Problems and tasks:
• 1. Answer these questions using the photographer excerpt, each answer on its own line marked with the matching letter:
(a) At what age did she start dancing?
(b) Which two shows did she dance in on Broadway?
(c) With whom did she study at the Photo League?
• 2. Rewrite the photographer excerpt between "She had danced" and "and supper clubs.", inclusive, and swap every "photographs" for "pictures".

She started dancing when she was five years old and worked on Broadway before becoming a street photographer in the 1940s, licensing her photo essays to Popular Photography, Collier's, Sports Illustrated, Red Book, Life, Ebony and other publications for 50 years. She passed away on March 4 at the age of 98.

In this two-minute profile broadcast last year, Cherry talks about her career:

She had danced professionally in clubs and on Broadway for a year in Showboat and another six months in Sadie Thompson before injuring her knee.

"I was walking by a printers called Underwood and Underwood and I saw a sign saying, 'Darkroom Help Wanted! -- No Experience Necessary!'" she said. "I remember it was the 'no experience' bit that caught my attention -- I didn't know what the job would entail. At that time they were short on people to print photographs because so many men had been drafted, so I applied and got the job."

Underwood and Underwood, a prominent photo service to news organizations, turned her into a skilled printer of photographs. Her education in photography continued at the Photo League where she studied with Sid Grossman. She began selling her photo essays to popular magazines while continuing to work in Broadway musicals and supper clubs.

Collected material:

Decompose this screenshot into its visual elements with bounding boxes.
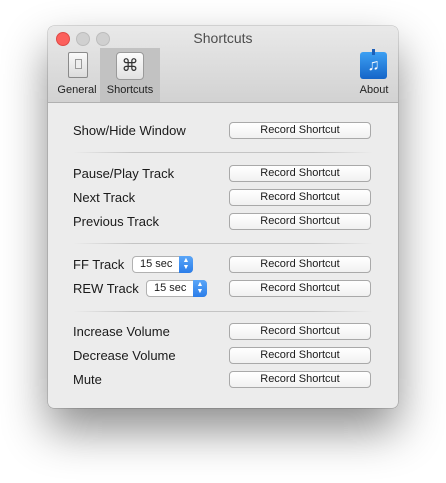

Solution set:
• 1.
(a) Five years old
(b) Showboat and Sadie Thompson
(c) Sid Grossman

• 2.
She had danced professionally in clubs and on Broadway for a year in Showboat and another six months in Sadie Thompson before injuring her knee.

"I was walking by a printers called Underwood and Underwood and I saw a sign saying, 'Darkroom Help Wanted! -- No Experience Necessary!'" she said. "I remember it was the 'no experience' bit that caught my attention -- I didn't know what the job would entail. At that time they were short on people to print pictures because so many men had been drafted, so I applied and got the job."

Underwood and Underwood, a prominent photo service to news organizations, turned her into a skilled printer of pictures. Her education in photography continued at the Photo League where she studied with Sid Grossman. She began selling her photo essays to popular magazines while continuing to work in Broadway musicals and supper clubs.